## What you will do
Lines containing "diamond" are to be counted. Give the number and nothing more.

─── Data for this task

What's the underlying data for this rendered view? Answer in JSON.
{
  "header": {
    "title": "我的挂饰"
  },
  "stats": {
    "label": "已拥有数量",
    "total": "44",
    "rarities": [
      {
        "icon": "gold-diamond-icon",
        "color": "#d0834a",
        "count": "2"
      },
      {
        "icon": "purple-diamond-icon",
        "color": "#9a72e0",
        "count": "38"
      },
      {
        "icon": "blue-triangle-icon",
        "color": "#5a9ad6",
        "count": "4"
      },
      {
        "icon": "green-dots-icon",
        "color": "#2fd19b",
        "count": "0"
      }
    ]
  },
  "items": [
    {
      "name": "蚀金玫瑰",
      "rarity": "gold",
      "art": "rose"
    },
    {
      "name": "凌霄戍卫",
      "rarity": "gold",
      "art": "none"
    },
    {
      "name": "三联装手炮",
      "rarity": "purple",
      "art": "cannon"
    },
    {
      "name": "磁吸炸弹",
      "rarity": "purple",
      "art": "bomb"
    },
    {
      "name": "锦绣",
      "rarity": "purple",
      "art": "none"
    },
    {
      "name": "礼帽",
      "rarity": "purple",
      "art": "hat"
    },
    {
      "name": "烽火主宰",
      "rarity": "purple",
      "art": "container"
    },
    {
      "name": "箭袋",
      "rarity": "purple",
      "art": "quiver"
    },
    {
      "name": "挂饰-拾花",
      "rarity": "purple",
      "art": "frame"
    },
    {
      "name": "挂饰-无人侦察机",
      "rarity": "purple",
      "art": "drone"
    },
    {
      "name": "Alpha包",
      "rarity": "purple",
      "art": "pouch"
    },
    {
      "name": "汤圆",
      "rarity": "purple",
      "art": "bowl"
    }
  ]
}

──────

## Result of this exercise
2